[Data entries]
################

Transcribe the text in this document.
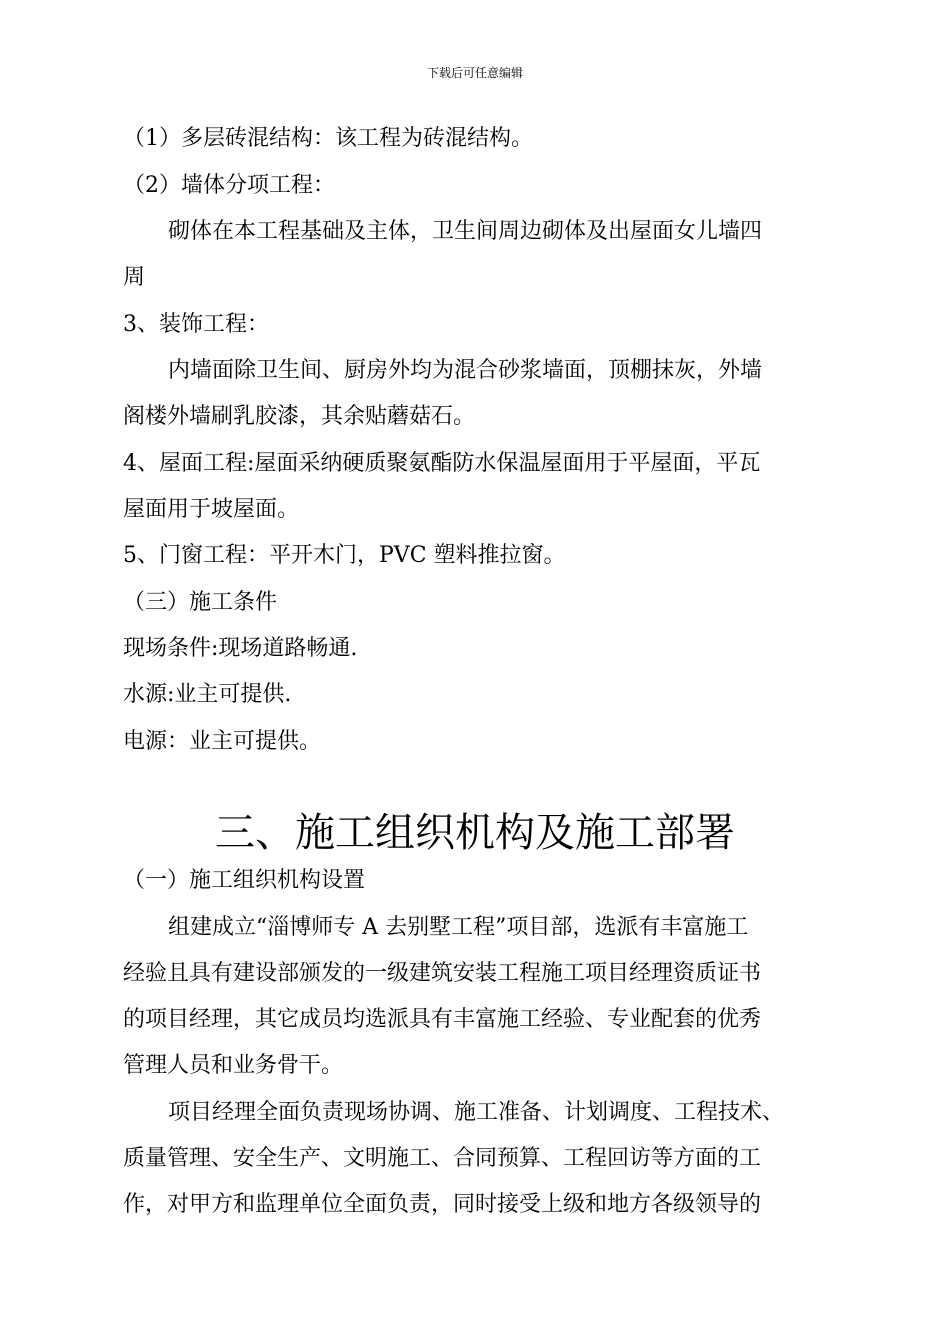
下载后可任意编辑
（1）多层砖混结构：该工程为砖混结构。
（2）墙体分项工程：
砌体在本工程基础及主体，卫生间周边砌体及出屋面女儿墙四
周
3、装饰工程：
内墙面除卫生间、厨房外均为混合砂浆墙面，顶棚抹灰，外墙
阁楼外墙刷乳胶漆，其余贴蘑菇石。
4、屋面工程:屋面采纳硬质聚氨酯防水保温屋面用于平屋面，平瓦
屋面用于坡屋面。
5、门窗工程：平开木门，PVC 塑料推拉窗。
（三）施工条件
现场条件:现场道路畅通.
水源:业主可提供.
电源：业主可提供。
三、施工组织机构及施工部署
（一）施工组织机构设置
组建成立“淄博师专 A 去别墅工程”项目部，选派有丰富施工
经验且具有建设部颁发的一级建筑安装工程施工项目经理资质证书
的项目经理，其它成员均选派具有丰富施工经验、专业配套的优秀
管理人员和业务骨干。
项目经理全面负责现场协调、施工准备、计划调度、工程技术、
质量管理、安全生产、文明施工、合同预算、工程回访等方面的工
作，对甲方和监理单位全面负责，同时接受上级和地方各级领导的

################

▶ _Written task_
Without the pictures, write out the whole listing above exactly as it appears.

▶ _Final result_
Transcribe the text in this document.
下载后可任意编辑
（1）多层砖混结构：该工程为砖混结构。
（2）墙体分项工程：
砌体在本工程基础及主体，卫生间周边砌体及出屋面女儿墙四
周
3、装饰工程：
内墙面除卫生间、厨房外均为混合砂浆墙面，顶棚抹灰，外墙
阁楼外墙刷乳胶漆，其余贴蘑菇石。
4、屋面工程:屋面采纳硬质聚氨酯防水保温屋面用于平屋面，平瓦
屋面用于坡屋面。
5、门窗工程：平开木门，PVC 塑料推拉窗。
（三）施工条件
现场条件:现场道路畅通.
水源:业主可提供.
电源：业主可提供。
三、施工组织机构及施工部署
（一）施工组织机构设置
组建成立“淄博师专 A 去别墅工程”项目部，选派有丰富施工
经验且具有建设部颁发的一级建筑安装工程施工项目经理资质证书
的项目经理，其它成员均选派具有丰富施工经验、专业配套的优秀
管理人员和业务骨干。
项目经理全面负责现场协调、施工准备、计划调度、工程技术、
质量管理、安全生产、文明施工、合同预算、工程回访等方面的工
作，对甲方和监理单位全面负责，同时接受上级和地方各级领导的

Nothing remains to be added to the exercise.